→ Qué se pide
Prosigue el texto sobre los refugiados palestinos en Líbano a partir de su última oración.

Según los datos de esta organización, alrededor de 470.000 refugiados palestinos están registrados en Líbano y casi la mitad de ellos viven en más de una docena de campos. En el campo de Ein El Hilweh, en el que, según datos de UNRWA del 2018, viven alrededor de 59.660 personas, solo funcionan dos clínicas que reciben más de mil consultas al día.
«He tenido una vida buena en mi infancia. Hemos vivido en una casa de dos habitaciones, seis personas en 40 m2. Mi madre es enfermera, siempre hizo milagros para que estuviéramos todos bien en estas dos habitaciones».
Israa es activista política y miembro del Teatro Nacional palestino. Cuenta que se ha pasado estos días leyendo a Taha Hussein y Shakespeare. Acabó su carrera en la Universidad en Beirut y quiere estudiar un máster en Relaciones Internacionales en Europa.
«Es difícil irse fuera por la falta de visados. Solo a través de la educación podremos salir de aquí y movernos libremente». En el futuro desea trabajar con grupos de la diáspora palestina por el derecho al retorno. «Una vez estábamos invitados a un seminario en Europa, pero no nos concedieron los visados. La mayoría de los palestinos del campo quiere un futuro fuera de Líbano. Se necesitan contratos indefinidos en el país de recepción. Así es que muchas familias han vendido sus casas y tratan de emigrar con la ayuda de redes de ‘pasantes’ a través de Turquía o Grecia. Cruzan el mar porque el horizonte de las posibilidades aquí es muy limitado. Temo que por la pandemia todo lo relacionado con las fronteras vaya a cambiar. En Líbano carecemos de derechos, no tenemos un permiso de trabajo y no podemos comprar una propiedad. En Líbano no puedes ejercer de médico o profesor, por ejemplo. Así que la mayoría de los palestinos del campo buscan una oportunidad en la construcción, en la venta… Para ganar derechos tienen que emigrar», explica Israa. El mismo acceso al campo está delimitado mediante varios check-points para controlar y restringir el movimiento de los refugiados. «A veces me siento como en una prisión gigantesca, en un apartheid».

→ Información extraída
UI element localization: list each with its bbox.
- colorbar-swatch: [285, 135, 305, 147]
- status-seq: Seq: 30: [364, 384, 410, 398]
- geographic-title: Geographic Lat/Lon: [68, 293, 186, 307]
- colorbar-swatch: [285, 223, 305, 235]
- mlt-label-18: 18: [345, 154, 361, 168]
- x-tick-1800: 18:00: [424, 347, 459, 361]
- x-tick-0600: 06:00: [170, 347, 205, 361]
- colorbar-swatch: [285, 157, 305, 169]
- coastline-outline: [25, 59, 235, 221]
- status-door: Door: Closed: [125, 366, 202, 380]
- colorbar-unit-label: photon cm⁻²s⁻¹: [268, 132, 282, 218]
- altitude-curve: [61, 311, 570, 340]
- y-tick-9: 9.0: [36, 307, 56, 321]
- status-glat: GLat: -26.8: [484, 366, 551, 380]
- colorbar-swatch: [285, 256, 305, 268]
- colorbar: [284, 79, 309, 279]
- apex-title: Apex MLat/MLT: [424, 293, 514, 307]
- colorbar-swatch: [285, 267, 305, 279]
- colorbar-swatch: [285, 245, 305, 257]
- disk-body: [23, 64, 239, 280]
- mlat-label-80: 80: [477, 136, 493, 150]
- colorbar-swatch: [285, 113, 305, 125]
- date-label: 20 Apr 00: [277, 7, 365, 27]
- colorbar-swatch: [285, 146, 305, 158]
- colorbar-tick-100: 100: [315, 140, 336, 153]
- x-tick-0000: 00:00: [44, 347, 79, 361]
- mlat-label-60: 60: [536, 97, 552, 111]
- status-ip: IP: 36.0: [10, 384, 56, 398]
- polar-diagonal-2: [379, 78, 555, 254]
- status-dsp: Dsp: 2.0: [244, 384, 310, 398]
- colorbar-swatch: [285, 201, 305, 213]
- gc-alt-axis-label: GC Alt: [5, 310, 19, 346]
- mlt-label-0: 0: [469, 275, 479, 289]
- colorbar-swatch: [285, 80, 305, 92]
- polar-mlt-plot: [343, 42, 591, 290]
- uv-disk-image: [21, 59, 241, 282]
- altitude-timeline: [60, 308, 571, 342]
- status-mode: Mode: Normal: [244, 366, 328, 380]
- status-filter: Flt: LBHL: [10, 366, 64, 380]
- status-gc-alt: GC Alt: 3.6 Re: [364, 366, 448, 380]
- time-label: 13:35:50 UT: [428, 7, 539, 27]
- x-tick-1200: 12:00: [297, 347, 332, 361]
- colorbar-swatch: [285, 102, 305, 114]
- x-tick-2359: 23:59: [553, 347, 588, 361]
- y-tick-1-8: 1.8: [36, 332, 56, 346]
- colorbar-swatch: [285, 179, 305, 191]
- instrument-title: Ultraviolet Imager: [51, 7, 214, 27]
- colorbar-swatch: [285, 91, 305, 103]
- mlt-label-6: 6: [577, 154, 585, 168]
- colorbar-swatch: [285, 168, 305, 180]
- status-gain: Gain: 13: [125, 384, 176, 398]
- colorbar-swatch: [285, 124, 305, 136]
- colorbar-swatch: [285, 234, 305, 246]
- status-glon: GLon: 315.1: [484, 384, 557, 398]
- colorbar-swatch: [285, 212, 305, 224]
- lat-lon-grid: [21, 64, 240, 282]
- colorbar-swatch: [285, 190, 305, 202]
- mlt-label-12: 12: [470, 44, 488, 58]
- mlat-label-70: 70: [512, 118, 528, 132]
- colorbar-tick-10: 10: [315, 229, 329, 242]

→ Espacio de respuesta
Marah SHAMALI Veinte años sin poder salir de Gaza
Quienes llevamos más de una década de bloqueo estamos acostumbrados al confinamiento. La gente por fin siente cómo vivimos los de Gaza», fueron sus primeras palabras en nuestro chat. Con sus veinte años, Marah no ha podido salir nunca de la Franja por la falta de permisos. «La gente aquí no tiene ya energía para crecer, para conseguir cosas, nos encontramos en una eterna cuarentena, nadie puede venir a vernos y tampoco podemos viajar. Mi familia y yo hemos sobrevivido a tres guerras y en la última varios miembros de mi familia fueron heridos. No podremos olvidar todo esto mientras sigamos viviendo en la franja de Gaza».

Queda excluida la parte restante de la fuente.